Copy the data precisely, keeping every character.

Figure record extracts
—————

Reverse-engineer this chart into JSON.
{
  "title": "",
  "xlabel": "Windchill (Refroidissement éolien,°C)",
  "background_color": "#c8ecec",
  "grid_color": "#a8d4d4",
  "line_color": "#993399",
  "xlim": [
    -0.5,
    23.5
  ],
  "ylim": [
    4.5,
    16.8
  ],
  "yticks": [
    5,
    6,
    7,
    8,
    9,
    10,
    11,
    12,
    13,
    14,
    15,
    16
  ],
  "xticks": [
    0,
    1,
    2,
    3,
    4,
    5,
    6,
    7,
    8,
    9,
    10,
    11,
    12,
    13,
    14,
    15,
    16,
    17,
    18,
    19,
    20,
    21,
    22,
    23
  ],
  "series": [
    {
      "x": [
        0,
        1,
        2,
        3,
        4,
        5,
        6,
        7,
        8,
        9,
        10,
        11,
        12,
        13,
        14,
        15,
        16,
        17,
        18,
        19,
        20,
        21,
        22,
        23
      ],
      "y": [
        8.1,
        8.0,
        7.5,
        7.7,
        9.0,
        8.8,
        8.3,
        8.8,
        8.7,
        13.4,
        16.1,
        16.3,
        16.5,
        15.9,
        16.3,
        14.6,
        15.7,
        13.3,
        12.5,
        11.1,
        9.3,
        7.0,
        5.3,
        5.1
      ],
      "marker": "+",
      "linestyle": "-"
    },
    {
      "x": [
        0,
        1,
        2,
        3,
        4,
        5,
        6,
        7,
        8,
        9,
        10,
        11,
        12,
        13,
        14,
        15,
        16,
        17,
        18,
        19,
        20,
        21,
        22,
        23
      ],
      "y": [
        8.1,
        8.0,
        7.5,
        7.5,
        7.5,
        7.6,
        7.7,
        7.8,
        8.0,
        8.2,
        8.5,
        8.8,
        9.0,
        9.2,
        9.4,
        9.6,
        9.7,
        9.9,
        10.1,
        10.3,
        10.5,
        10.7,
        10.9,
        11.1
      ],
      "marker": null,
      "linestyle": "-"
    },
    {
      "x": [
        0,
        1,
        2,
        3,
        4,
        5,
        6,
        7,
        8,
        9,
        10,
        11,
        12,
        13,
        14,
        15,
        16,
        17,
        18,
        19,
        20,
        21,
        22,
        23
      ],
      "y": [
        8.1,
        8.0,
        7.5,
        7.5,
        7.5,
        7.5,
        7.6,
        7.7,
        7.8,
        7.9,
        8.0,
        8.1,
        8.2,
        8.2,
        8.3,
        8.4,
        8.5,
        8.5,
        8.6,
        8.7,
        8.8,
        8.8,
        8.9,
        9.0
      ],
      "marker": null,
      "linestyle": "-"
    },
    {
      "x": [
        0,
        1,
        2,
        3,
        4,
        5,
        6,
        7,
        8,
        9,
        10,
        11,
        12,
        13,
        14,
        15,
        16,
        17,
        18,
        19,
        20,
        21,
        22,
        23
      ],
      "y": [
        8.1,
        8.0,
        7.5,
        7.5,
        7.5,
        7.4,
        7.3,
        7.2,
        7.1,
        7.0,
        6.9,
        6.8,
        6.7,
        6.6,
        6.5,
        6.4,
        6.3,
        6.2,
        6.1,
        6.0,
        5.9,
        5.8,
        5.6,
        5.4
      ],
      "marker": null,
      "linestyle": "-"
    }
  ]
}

—————

The result »
Reverse-engineer this chart into JSON.
{
  "title": "",
  "xlabel": "Windchill (Refroidissement éolien,°C)",
  "background_color": "#c8ecec",
  "grid_color": "#a8d4d4",
  "line_color": "#993399",
  "xlim": [
    -0.5,
    23.5
  ],
  "ylim": [
    4.5,
    16.8
  ],
  "yticks": [
    5,
    6,
    7,
    8,
    9,
    10,
    11,
    12,
    13,
    14,
    15,
    16
  ],
  "xticks": [
    0,
    1,
    2,
    3,
    4,
    5,
    6,
    7,
    8,
    9,
    10,
    11,
    12,
    13,
    14,
    15,
    16,
    17,
    18,
    19,
    20,
    21,
    22,
    23
  ],
  "series": [
    {
      "x": [
        0,
        1,
        2,
        3,
        4,
        5,
        6,
        7,
        8,
        9,
        10,
        11,
        12,
        13,
        14,
        15,
        16,
        17,
        18,
        19,
        20,
        21,
        22,
        23
      ],
      "y": [
        8.1,
        8.0,
        7.5,
        7.7,
        9.0,
        8.8,
        8.3,
        8.8,
        8.7,
        13.4,
        16.1,
        16.3,
        16.5,
        15.9,
        16.3,
        14.6,
        15.7,
        13.3,
        12.5,
        11.1,
        9.3,
        7.0,
        5.3,
        5.1
      ],
      "marker": "+",
      "linestyle": "-"
    },
    {
      "x": [
        0,
        1,
        2,
        3,
        4,
        5,
        6,
        7,
        8,
        9,
        10,
        11,
        12,
        13,
        14,
        15,
        16,
        17,
        18,
        19,
        20,
        21,
        22,
        23
      ],
      "y": [
        8.1,
        8.0,
        7.5,
        7.5,
        7.5,
        7.6,
        7.7,
        7.8,
        8.0,
        8.2,
        8.5,
        8.8,
        9.0,
        9.2,
        9.4,
        9.6,
        9.7,
        9.9,
        10.1,
        10.3,
        10.5,
        10.7,
        10.9,
        11.1
      ],
      "marker": null,
      "linestyle": "-"
    },
    {
      "x": [
        0,
        1,
        2,
        3,
        4,
        5,
        6,
        7,
        8,
        9,
        10,
        11,
        12,
        13,
        14,
        15,
        16,
        17,
        18,
        19,
        20,
        21,
        22,
        23
      ],
      "y": [
        8.1,
        8.0,
        7.5,
        7.5,
        7.5,
        7.5,
        7.6,
        7.7,
        7.8,
        7.9,
        8.0,
        8.1,
        8.2,
        8.2,
        8.3,
        8.4,
        8.5,
        8.5,
        8.6,
        8.7,
        8.8,
        8.8,
        8.9,
        9.0
      ],
      "marker": null,
      "linestyle": "-"
    },
    {
      "x": [
        0,
        1,
        2,
        3,
        4,
        5,
        6,
        7,
        8,
        9,
        10,
        11,
        12,
        13,
        14,
        15,
        16,
        17,
        18,
        19,
        20,
        21,
        22,
        23
      ],
      "y": [
        8.1,
        8.0,
        7.5,
        7.5,
        7.5,
        7.4,
        7.3,
        7.2,
        7.1,
        7.0,
        6.9,
        6.8,
        6.7,
        6.6,
        6.5,
        6.4,
        6.3,
        6.2,
        6.1,
        6.0,
        5.9,
        5.8,
        5.6,
        5.4
      ],
      "marker": null,
      "linestyle": "-"
    }
  ]
}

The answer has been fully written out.